▶ _WHAT IS EXPECTED_: Write the next part of the talk on comparison and false identity, beginning right after its last sentence.
** begin EXTRACTED TEXT **
I always knew this was a male issue, I just didn’t know the girls were in it, so welcome, guys. At the end of the day, comparison is competition. What you’re comparing and competing for is identity. You want to have an identity. It’s a desire for approval and acceptance and validation. It is, ladies, an identity gone bad. It is a veneer, faux identity that is placated around a false strength and a false, “I have it all together,” that has us constantly comparing, constantly trying to better ourselves, not based on any universal biblical standard but actually by the standards of our current age.
We have to be that. We have to accomplish this. It’s all, most of it, way out of step with how humans have functioned for thousands and thousands of years. It leads to dark, dark, dark places. See, when you put forth a veneer and image of yourself that is untrue just to keep up, when you’re trying to be in, to get the guy, to get the job… Listen. If social media has destroyed anything, it has destroyed our ladies. Bless y’all’s hearts. There is this faux image of what you’re supposed to look like.
** end EXTRACTED TEXT **
** begin MATERIAL PROVIDED **
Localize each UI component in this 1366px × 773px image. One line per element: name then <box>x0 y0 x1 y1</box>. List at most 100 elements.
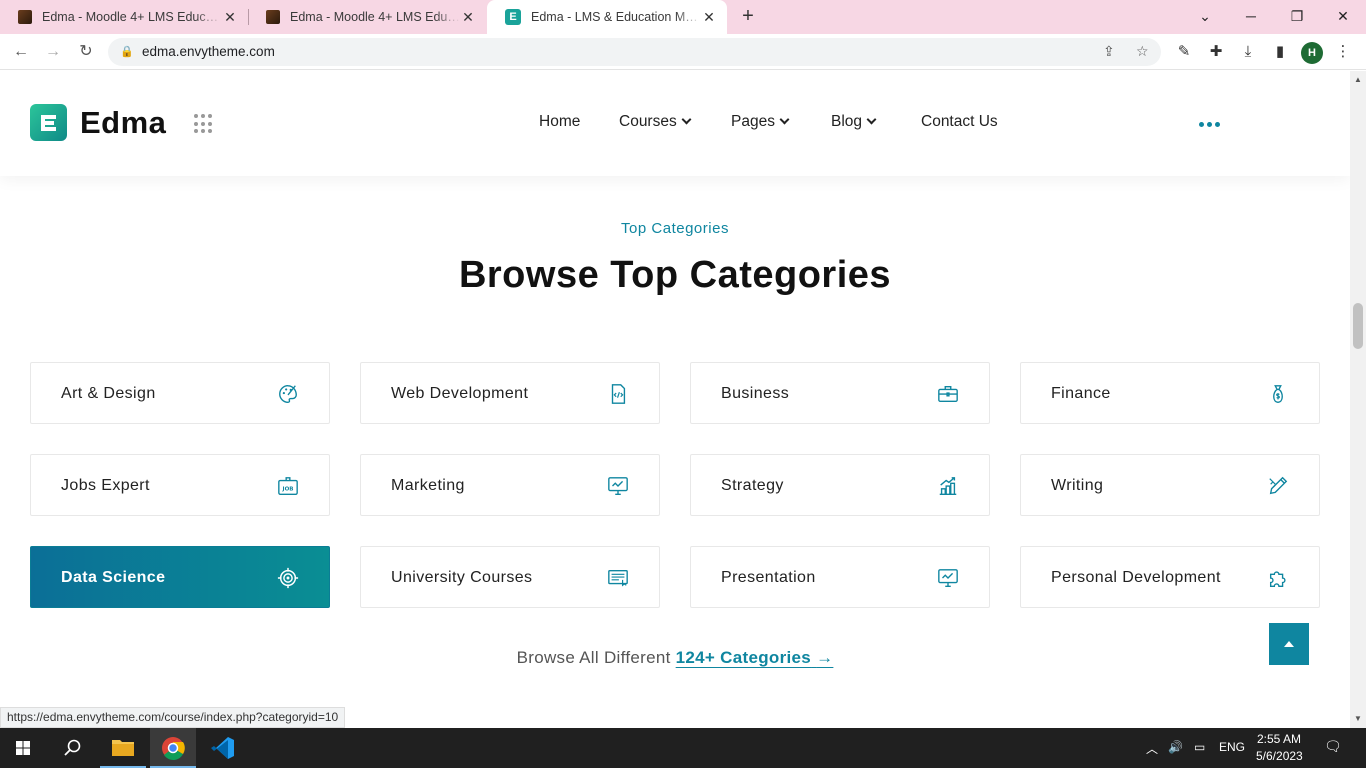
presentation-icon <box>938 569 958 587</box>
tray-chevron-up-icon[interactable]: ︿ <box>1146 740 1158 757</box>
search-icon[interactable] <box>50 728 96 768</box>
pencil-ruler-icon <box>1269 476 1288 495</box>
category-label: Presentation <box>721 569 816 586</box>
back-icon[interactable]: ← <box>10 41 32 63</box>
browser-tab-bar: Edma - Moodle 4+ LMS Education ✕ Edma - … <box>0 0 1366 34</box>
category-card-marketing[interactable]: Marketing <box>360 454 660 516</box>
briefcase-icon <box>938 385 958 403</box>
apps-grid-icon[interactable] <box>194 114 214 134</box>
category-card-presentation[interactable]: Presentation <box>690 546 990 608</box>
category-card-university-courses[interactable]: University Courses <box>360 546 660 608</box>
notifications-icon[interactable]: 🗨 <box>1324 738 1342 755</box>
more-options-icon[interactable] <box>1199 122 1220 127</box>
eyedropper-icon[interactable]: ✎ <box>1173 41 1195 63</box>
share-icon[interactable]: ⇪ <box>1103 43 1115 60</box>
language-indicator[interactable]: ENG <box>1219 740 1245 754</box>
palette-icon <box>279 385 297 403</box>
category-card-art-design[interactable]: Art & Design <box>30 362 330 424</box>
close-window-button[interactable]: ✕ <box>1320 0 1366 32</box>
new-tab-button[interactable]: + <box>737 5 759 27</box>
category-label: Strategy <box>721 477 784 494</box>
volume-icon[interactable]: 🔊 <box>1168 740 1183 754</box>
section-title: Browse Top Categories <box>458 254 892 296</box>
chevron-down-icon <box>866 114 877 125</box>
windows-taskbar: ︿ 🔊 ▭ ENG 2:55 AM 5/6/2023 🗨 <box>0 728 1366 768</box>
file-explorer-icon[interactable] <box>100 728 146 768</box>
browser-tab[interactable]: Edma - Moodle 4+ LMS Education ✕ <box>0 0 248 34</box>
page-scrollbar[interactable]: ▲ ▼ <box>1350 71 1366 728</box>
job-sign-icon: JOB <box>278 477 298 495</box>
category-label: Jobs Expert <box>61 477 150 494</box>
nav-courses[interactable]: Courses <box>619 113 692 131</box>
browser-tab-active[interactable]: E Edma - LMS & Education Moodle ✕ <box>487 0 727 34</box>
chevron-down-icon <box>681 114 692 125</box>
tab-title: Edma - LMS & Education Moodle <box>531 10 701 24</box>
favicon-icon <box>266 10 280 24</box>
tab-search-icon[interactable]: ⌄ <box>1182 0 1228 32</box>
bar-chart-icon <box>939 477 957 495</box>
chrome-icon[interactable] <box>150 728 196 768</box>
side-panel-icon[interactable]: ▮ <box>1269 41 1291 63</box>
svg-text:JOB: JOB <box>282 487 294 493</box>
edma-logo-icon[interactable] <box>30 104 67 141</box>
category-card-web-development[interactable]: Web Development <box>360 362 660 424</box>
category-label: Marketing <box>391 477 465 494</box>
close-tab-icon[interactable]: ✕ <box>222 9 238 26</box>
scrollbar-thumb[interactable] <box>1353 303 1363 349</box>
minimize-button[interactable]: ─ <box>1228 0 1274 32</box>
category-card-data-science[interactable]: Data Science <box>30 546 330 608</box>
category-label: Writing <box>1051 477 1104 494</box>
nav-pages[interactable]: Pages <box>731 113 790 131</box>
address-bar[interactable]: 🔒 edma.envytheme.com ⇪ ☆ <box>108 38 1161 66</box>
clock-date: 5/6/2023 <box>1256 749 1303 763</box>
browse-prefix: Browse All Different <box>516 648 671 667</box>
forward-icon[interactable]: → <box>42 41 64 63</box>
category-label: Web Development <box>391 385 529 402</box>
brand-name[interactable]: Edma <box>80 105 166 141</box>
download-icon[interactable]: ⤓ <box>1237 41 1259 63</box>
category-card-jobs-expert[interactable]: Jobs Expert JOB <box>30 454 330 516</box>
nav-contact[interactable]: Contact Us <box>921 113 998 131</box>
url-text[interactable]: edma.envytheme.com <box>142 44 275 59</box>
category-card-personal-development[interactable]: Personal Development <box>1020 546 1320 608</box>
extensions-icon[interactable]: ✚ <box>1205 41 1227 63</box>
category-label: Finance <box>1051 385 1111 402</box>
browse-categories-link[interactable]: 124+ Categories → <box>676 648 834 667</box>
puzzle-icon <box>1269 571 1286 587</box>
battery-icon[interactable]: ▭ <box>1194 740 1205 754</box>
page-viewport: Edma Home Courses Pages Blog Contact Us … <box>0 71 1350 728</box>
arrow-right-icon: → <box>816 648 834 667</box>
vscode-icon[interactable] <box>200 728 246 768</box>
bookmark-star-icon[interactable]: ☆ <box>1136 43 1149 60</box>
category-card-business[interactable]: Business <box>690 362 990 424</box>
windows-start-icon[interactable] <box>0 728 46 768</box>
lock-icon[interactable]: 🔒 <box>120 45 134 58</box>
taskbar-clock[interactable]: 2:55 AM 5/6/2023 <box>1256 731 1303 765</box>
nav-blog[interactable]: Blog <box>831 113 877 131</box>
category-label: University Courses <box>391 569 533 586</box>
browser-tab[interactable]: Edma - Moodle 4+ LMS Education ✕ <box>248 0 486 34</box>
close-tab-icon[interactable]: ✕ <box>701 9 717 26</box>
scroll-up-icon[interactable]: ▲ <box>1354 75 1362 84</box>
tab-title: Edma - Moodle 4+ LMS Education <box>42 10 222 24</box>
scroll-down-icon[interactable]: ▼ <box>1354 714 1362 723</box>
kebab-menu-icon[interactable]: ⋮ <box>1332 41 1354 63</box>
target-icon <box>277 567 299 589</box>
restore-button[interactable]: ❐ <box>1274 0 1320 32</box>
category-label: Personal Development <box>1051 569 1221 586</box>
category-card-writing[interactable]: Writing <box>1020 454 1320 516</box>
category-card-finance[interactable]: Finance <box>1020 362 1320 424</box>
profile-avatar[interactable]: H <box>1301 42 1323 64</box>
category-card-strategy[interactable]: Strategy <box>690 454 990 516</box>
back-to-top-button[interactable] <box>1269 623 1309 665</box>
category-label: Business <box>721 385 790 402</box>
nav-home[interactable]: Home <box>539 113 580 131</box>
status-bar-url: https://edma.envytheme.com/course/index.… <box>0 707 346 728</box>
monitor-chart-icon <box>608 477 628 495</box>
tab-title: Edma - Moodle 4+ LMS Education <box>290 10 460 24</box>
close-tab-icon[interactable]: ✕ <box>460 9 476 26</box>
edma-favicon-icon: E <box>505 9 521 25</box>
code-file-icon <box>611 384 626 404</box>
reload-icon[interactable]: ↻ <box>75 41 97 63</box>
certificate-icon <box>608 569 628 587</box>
** end MATERIAL PROVIDED **
▶ _ANSWER TO THIS PROBLEM_:
What is the worst possible thing you could do with people who struggle with comparison? Give every one of them a phone with a camera in it. No woman takes a picture of herself at 6:00 in the morning with Clearasil dried on that zit on her face. Click. “Living large. Woman crush Wednesday.” Nobody does that. No. All dolled up, features like they want them, whatever could be a strength or even made to look like a strength. Click. “Just sitting around.” What is that? It’s a veneer.
Here’s the problem with veneer. An untrue image of oneself will always lead to discontentment and insecurity, always. A veneer, which is why I plead with you all the time here at The Village. Be honest about where you are. You don’t have to fake it. If you’re struggling with doubt, then just say it. If you have addiction, then just say it. We’re not afraid of your brokenness. We aren’t. If anything, feel at home in your mental health. Feel at home in your addiction. Let’s journey together toward health and healing. We have no shot at it if you’re not willing to be honest.
This veneer madness has to stop because where it exists, there is discontentment and insecurity. That works itself out in fantasizing. Fantasizing about a different color of hair or skin or a different sized waist or chest, a different husband or boyfriend, which will always lead them (see, we’re spiraling out of control now) to coveting and jealousy. Here’s what is interesting about jealousy and coveting, specifically as females.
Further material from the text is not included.